All of the material below is to be restated word for word, apart from the pictures.

## start EXCERPTED DATA

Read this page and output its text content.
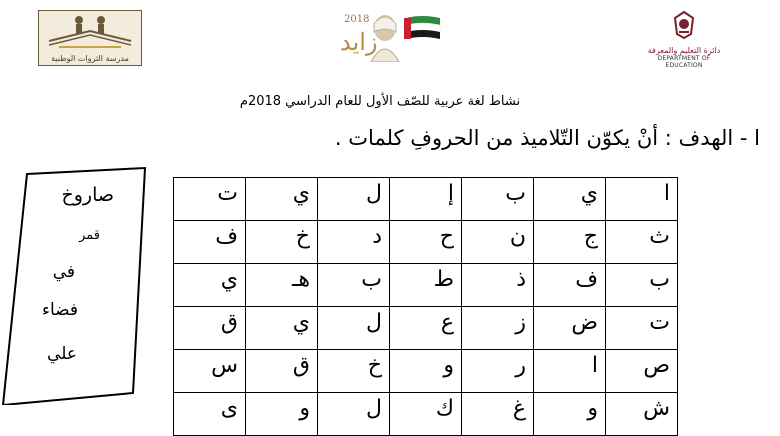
مدرسة الثروات الوطنية
2018
زايد	دائرة التعليم والمعرفة
DEPARTMENT OF EDUCATION
نشاط لغة عربية للصّف الأول للعام الدراسي 2018م
ا - الهدف : أنْ يكوّن التّلاميذ من الحروفِ كلمات .
صاروخ
قمر
في
فضاء
علي
ا	ي	ب	إ	ل	ي	ت
ث	ج	ن	ح	د	خ	ف
ب	ف	ذ	ط	ب	هـ	ي
ت	ض	ز	ع	ل	ي	ق
ص	ا	ر	و	خ	ق	س
ش	و	غ	ك	ل	و	ى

## end EXCERPTED DATA

_ANSWER TO THE PROBLEM:_
Read this page and output its text content.
مدرسة الثروات الوطنية
2018
زايد	دائرة التعليم والمعرفة
DEPARTMENT OF EDUCATION
نشاط لغة عربية للصّف الأول للعام الدراسي 2018م
ا - الهدف : أنْ يكوّن التّلاميذ من الحروفِ كلمات .
صاروخ
قمر
في
فضاء
علي
ا	ي	ب	إ	ل	ي	ت
ث	ج	ن	ح	د	خ	ف
ب	ف	ذ	ط	ب	هـ	ي
ت	ض	ز	ع	ل	ي	ق
ص	ا	ر	و	خ	ق	س
ش	و	غ	ك	ل	و	ى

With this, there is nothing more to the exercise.